### [Page]
There are nevertheless cases when the Lagrangian method is useful, in particular for 
\begin{enumerate}
\item suggesting, and sometimes proving, the existence of conformal field theories,
\item  and analyzing their classical limits, when such limits exist. 
\end{enumerate}

In the Lagrangian method, correlation functions are represented as functional integrals
\begin{align}
 \la\prod_{i=1}^n V_{\sigma_i}(x_i)\ra = \int D\phi\ e^{\int dx L[\phi](x)} \ \prod_{i=1}^n \tilde{V}_{\sigma_i}[\phi](x_i)\ ,
\end{align}
where  
\begin{itemize}
 \item the integration variable is the fundamental field (or set of fields) $\phi(x)$,
\item the \term{Lagrangian} $L[\phi](x)$ of the model is a functional of $\phi(x)$,
\item the functional $\tilde{V}_{\sigma_i}[\phi](x_i)$ of $\phi(x)$ corresponds to the field $ V_{\sigma_i}(x_i)$,
\item the integration measure $D\phi$ is usually characterized by axioms on functional integrals. 
\end{itemize}
An important advantage of the Lagrangian method is the existence of the Lagrangian itself, a relatively simple object which is not tied to any specific correlation function and encodes much information about the model.
The Lagrangian is the most common, but not the only object of this type: in certain integrable models or supersymmetric quantum field theories, much information is encoded in the geometry of a spectral curve.

In the Lagrangian method, we are thus in principle given all the correlation functions of a specific model from the start.
What we do not a priori know are the symmetry properties of the model.
Of course, we may try to choose the Lagrangian in order to ensure that certain symmetries are present.
However, the symmetries of the model also depend on the integration measure.
Axioms requiring functional integrals to behave as ordinary integrals often leave no choice for the integration measure, and 
it can happen that a transformation leaves the Lagrangian invariant, but changes the integration measure.
This transformation is then called anomalous, and is not a symmetry of the model.

Such an anomaly can also be described as a symmetry of the classical theory, which is not present in the corresponding quantum theory.
This is because the Lagrangian method can be interpreted as the quantization of the classical theory which is defined by the Lagrangian.
The classical theory consists in the dynamics of the fundamental field, subject to the equations of motion associated with the Lagrangian, 
\begin{align}
 \frac{\delta }{\delta \phi(x')} \int dx L[\phi](x) = 0 \ ,
\end{align}
 where $\frac{\delta}{\delta\phi(x') } $ is a functional derivative.
The integration measure then contains the additional information which is necessary for building a quantum theory form the classical theory. 

This contrasts with the bootstrap method, which does not assume a classical theory to exist.
Models constructed with the bootstrap method nevertheless sometimes have one or several classical limits.

### [Data segment]
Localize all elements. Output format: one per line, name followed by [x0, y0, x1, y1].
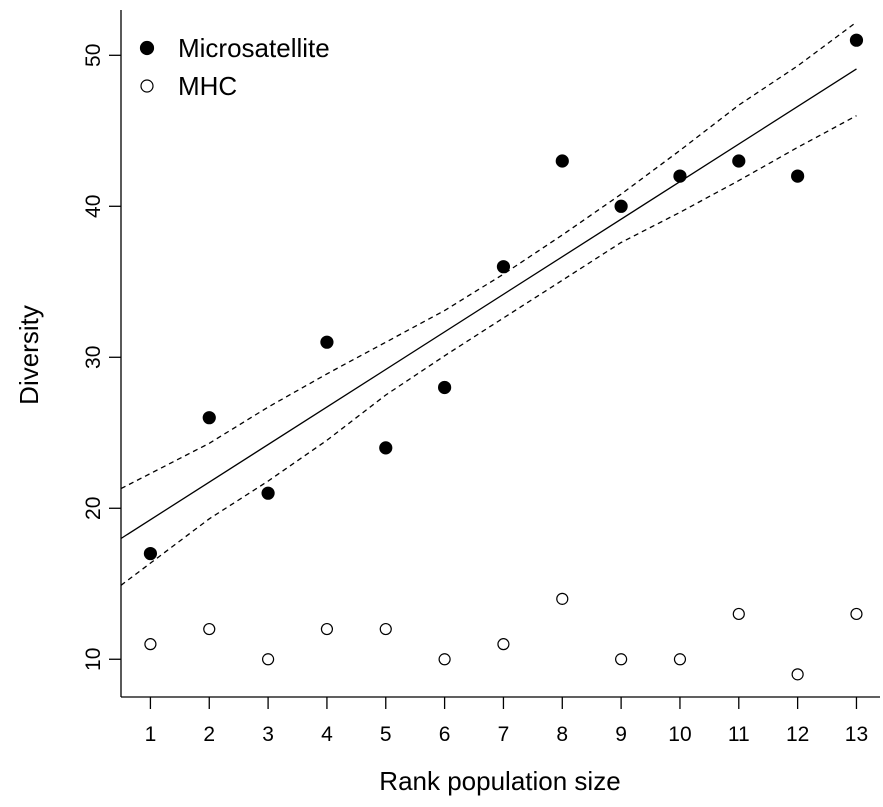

### [Exercise aim]
Reproduce the passage on the Lagrangian method word for word, everything from "Axioms requiring functional" down to "changes the integration measure.". This exercise does not require the data.

### [Solution below]
Axioms requiring functional integrals to behave as ordinary integrals often leave no choice for the integration measure, and 
it can happen that a transformation leaves the Lagrangian invariant, but changes the integration measure.